#### [Exercise requirements]
Collect each line of the records containing the string "Mile".

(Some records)
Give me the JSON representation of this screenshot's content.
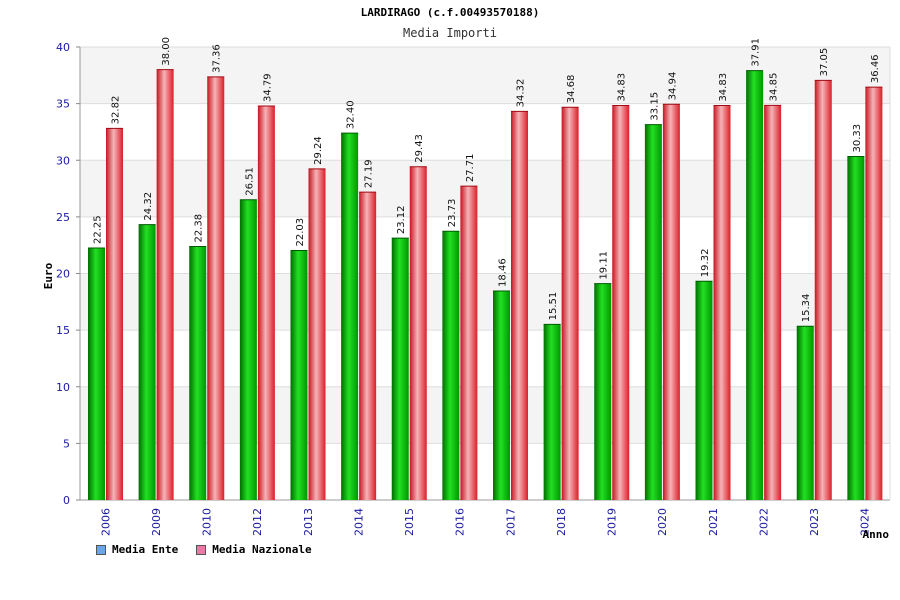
{
  "title": "LARDIRAGO (c.f.00493570188)",
  "subtitle": "Media Importi",
  "chart_data": {
    "type": "bar",
    "categories": [
      "2006",
      "2009",
      "2010",
      "2012",
      "2013",
      "2014",
      "2015",
      "2016",
      "2017",
      "2018",
      "2019",
      "2020",
      "2021",
      "2022",
      "2023",
      "2024"
    ],
    "series": [
      {
        "name": "Media Ente",
        "color": "#00b400",
        "values": [
          22.25,
          24.32,
          22.38,
          26.51,
          22.03,
          32.4,
          23.12,
          23.73,
          18.46,
          15.51,
          19.11,
          33.15,
          19.32,
          37.91,
          15.34,
          30.33
        ],
        "labels": [
          "22.25",
          "24.32",
          "22.38",
          "26.51",
          "22.03",
          "32.40",
          "23.12",
          "23.73",
          "18.46",
          "15.51",
          "19.11",
          "33.15",
          "19.32",
          "37.91",
          "15.34",
          "30.33"
        ]
      },
      {
        "name": "Media Nazionale",
        "color": "#e8202a",
        "values": [
          32.82,
          38.0,
          37.36,
          34.79,
          29.24,
          27.19,
          29.43,
          27.71,
          34.32,
          34.68,
          34.83,
          34.94,
          34.83,
          34.85,
          37.05,
          36.46
        ],
        "labels": [
          "32.82",
          "38.00",
          "37.36",
          "34.79",
          "29.24",
          "27.19",
          "29.43",
          "27.71",
          "34.32",
          "34.68",
          "34.83",
          "34.94",
          "34.83",
          "34.85",
          "37.05",
          "36.46"
        ]
      }
    ],
    "xlabel": "Anno",
    "ylabel": "Euro",
    "ylim": [
      0,
      40
    ],
    "yticks": [
      "0",
      "5",
      "10",
      "15",
      "20",
      "25",
      "30",
      "35",
      "40"
    ],
    "grid": true,
    "legend_position": "bottom-left"
  },
  "legend": {
    "items": [
      {
        "label": "Media Ente",
        "color": "#6aa6e8"
      },
      {
        "label": "Media Nazionale",
        "color": "#e87aa8"
      }
    ]
  }
}
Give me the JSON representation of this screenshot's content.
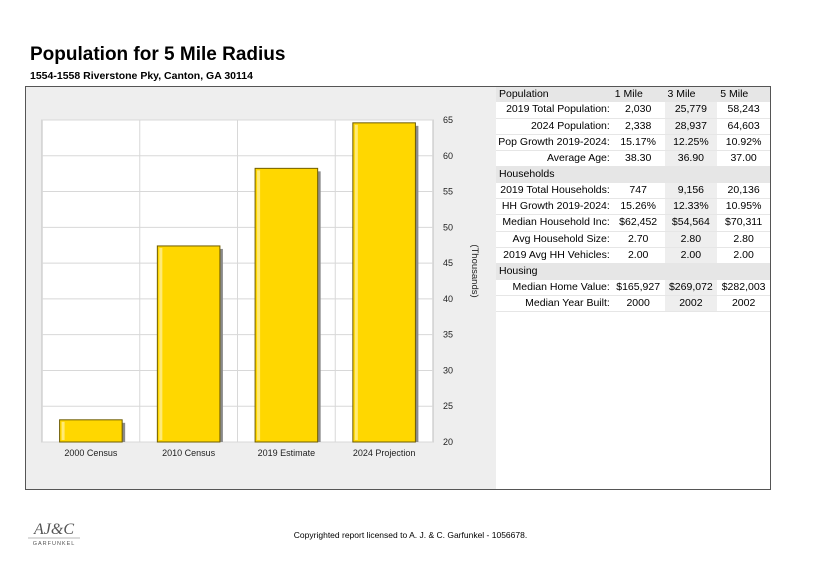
{
  "header": {
    "title": "Population for 5 Mile Radius",
    "address": "1554-1558 Riverstone Pky, Canton, GA 30114"
  },
  "chart_data": {
    "type": "bar",
    "categories": [
      "2000 Census",
      "2010 Census",
      "2019 Estimate",
      "2024 Projection"
    ],
    "values": [
      23.1,
      47.4,
      58.243,
      64.603
    ],
    "ylabel": "(Thousands)",
    "ylim": [
      20,
      65
    ],
    "yticks": [
      20,
      25,
      30,
      35,
      40,
      45,
      50,
      55,
      60,
      65
    ],
    "grid": true,
    "bar_color": "#FFD700"
  },
  "table": {
    "columns": [
      "1 Mile",
      "3 Mile",
      "5 Mile"
    ],
    "sections": [
      {
        "name": "Population",
        "rows": [
          {
            "label": "2019 Total Population:",
            "values": [
              "2,030",
              "25,779",
              "58,243"
            ]
          },
          {
            "label": "2024 Population:",
            "values": [
              "2,338",
              "28,937",
              "64,603"
            ]
          },
          {
            "label": "Pop Growth 2019-2024:",
            "values": [
              "15.17%",
              "12.25%",
              "10.92%"
            ]
          },
          {
            "label": "Average Age:",
            "values": [
              "38.30",
              "36.90",
              "37.00"
            ]
          }
        ]
      },
      {
        "name": "Households",
        "rows": [
          {
            "label": "2019 Total Households:",
            "values": [
              "747",
              "9,156",
              "20,136"
            ]
          },
          {
            "label": "HH Growth 2019-2024:",
            "values": [
              "15.26%",
              "12.33%",
              "10.95%"
            ]
          },
          {
            "label": "Median Household Inc:",
            "values": [
              "$62,452",
              "$54,564",
              "$70,311"
            ]
          },
          {
            "label": "Avg Household Size:",
            "values": [
              "2.70",
              "2.80",
              "2.80"
            ]
          },
          {
            "label": "2019 Avg HH Vehicles:",
            "values": [
              "2.00",
              "2.00",
              "2.00"
            ]
          }
        ]
      },
      {
        "name": "Housing",
        "rows": [
          {
            "label": "Median Home Value:",
            "values": [
              "$165,927",
              "$269,072",
              "$282,003"
            ]
          },
          {
            "label": "Median Year Built:",
            "values": [
              "2000",
              "2002",
              "2002"
            ]
          }
        ]
      }
    ]
  },
  "footer": {
    "copyright": "Copyrighted report licensed to A. J. & C. Garfunkel - 1056678.",
    "logo_text": "AJ&C",
    "logo_subtext": "GARFUNKEL"
  }
}
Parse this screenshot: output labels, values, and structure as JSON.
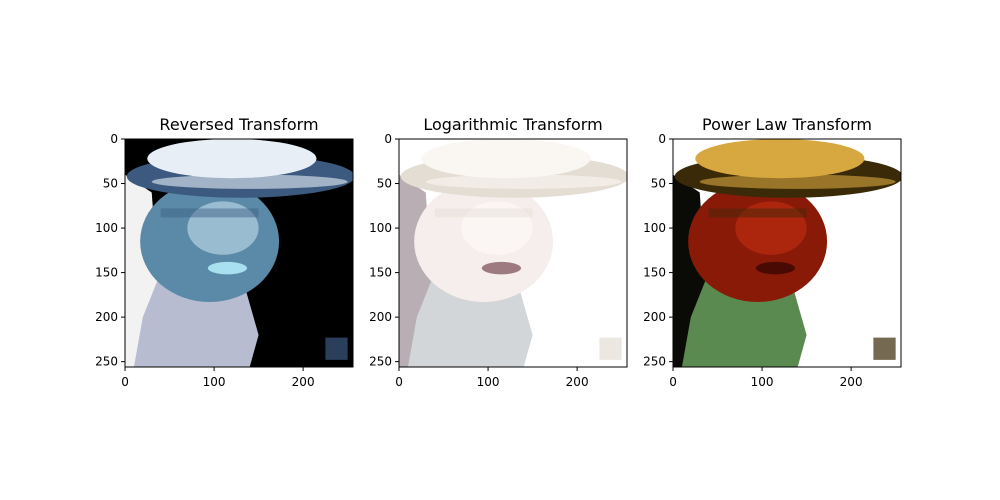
{
  "chart_data": [
    {
      "type": "image",
      "title": "Reversed Transform",
      "image_content": "color-inverted photo of a woman in a wide-brim hat and beaded collar",
      "colors": {
        "background": "#000000",
        "skin": "#5a8aa8",
        "skin_light": "#cfe6f2",
        "hat": "#3c5a80",
        "hat_light": "#e8eef6",
        "collar": "#b8bcd0",
        "lips": "#a8e0f0",
        "hair": "#f2f2f2"
      },
      "x_ticks": [
        0,
        100,
        200
      ],
      "y_ticks": [
        0,
        50,
        100,
        150,
        200,
        250
      ],
      "xlim": [
        0,
        256
      ],
      "ylim": [
        256,
        0
      ]
    },
    {
      "type": "image",
      "title": "Logarithmic Transform",
      "image_content": "very bright washed-out photo of a woman in a wide-brim hat and beaded collar",
      "colors": {
        "background": "#ffffff",
        "skin": "#f6eeec",
        "skin_light": "#fffdfc",
        "hat": "#e4ddd4",
        "hat_light": "#faf7f2",
        "collar": "#d2d6d8",
        "lips": "#9c7a80",
        "hair": "#b8aeb4"
      },
      "x_ticks": [
        0,
        100,
        200
      ],
      "y_ticks": [
        0,
        50,
        100,
        150,
        200,
        250
      ],
      "xlim": [
        0,
        256
      ],
      "ylim": [
        256,
        0
      ]
    },
    {
      "type": "image",
      "title": "Power Law Transform",
      "image_content": "dark high-contrast photo of a woman in a wide-brim hat and beaded collar",
      "colors": {
        "background": "#ffffff",
        "skin": "#8a1a08",
        "skin_light": "#c83214",
        "hat": "#3a2a08",
        "hat_light": "#d8a840",
        "collar": "#5a8a50",
        "lips": "#4a0a04",
        "hair": "#0a0a06"
      },
      "x_ticks": [
        0,
        100,
        200
      ],
      "y_ticks": [
        0,
        50,
        100,
        150,
        200,
        250
      ],
      "xlim": [
        0,
        256
      ],
      "ylim": [
        256,
        0
      ]
    }
  ]
}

#### [Answer to this problem]
    "title": "Population for 5 Mile Radius",
      "1 Mile",
      "3 Mile",
      "5 Mile"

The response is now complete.